Goal:
Reproduce every entry exactly and leave its pictures out.

Saved entries:
===
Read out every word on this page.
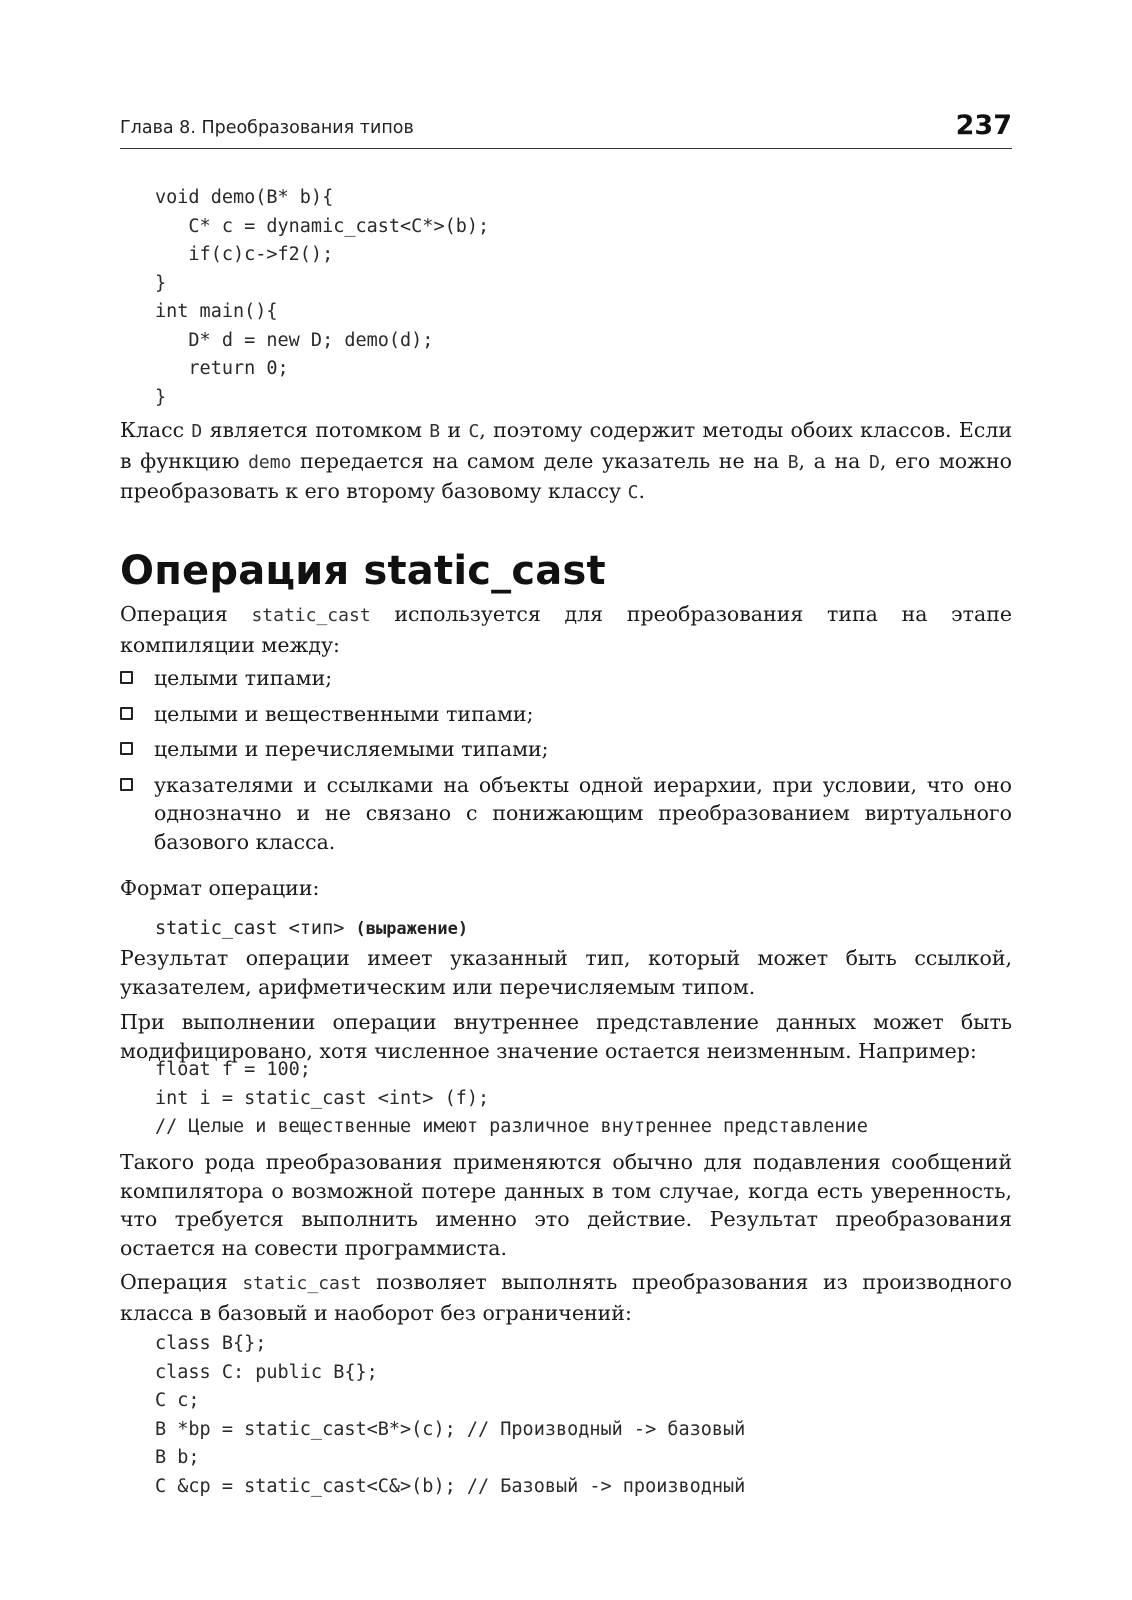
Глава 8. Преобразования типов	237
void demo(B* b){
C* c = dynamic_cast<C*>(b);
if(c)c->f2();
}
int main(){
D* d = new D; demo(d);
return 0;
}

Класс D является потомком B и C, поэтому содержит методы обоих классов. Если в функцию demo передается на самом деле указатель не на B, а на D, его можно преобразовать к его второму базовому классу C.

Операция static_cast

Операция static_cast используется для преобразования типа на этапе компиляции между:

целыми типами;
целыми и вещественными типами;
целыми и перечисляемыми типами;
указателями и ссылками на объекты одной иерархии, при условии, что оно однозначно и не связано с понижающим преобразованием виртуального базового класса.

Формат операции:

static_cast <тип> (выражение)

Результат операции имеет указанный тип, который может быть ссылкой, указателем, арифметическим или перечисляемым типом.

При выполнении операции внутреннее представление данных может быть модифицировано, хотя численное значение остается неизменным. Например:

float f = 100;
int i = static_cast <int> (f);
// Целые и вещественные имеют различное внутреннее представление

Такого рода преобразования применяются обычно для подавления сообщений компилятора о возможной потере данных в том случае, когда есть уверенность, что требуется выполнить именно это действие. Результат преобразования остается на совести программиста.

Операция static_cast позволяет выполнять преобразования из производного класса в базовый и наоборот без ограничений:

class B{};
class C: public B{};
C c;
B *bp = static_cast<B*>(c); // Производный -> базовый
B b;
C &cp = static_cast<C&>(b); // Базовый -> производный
===
Result of this exercise:
Read out every word on this page.
Глава 8. Преобразования типов	237
void demo(B* b){
C* c = dynamic_cast<C*>(b);
if(c)c->f2();
}
int main(){
D* d = new D; demo(d);
return 0;
}

Класс D является потомком B и C, поэтому содержит методы обоих классов. Если в функцию demo передается на самом деле указатель не на B, а на D, его можно преобразовать к его второму базовому классу C.

Операция static_cast

Операция static_cast используется для преобразования типа на этапе компиляции между:

целыми типами;
целыми и вещественными типами;
целыми и перечисляемыми типами;
указателями и ссылками на объекты одной иерархии, при условии, что оно однозначно и не связано с понижающим преобразованием виртуального базового класса.

Формат операции:

static_cast <тип> (выражение)

Результат операции имеет указанный тип, который может быть ссылкой, указателем, арифметическим или перечисляемым типом.

При выполнении операции внутреннее представление данных может быть модифицировано, хотя численное значение остается неизменным. Например:

float f = 100;
int i = static_cast <int> (f);
// Целые и вещественные имеют различное внутреннее представление

Такого рода преобразования применяются обычно для подавления сообщений компилятора о возможной потере данных в том случае, когда есть уверенность, что требуется выполнить именно это действие. Результат преобразования остается на совести программиста.

Операция static_cast позволяет выполнять преобразования из производного класса в базовый и наоборот без ограничений:

class B{};
class C: public B{};
C c;
B *bp = static_cast<B*>(c); // Производный -> базовый
B b;
C &cp = static_cast<C&>(b); // Базовый -> производный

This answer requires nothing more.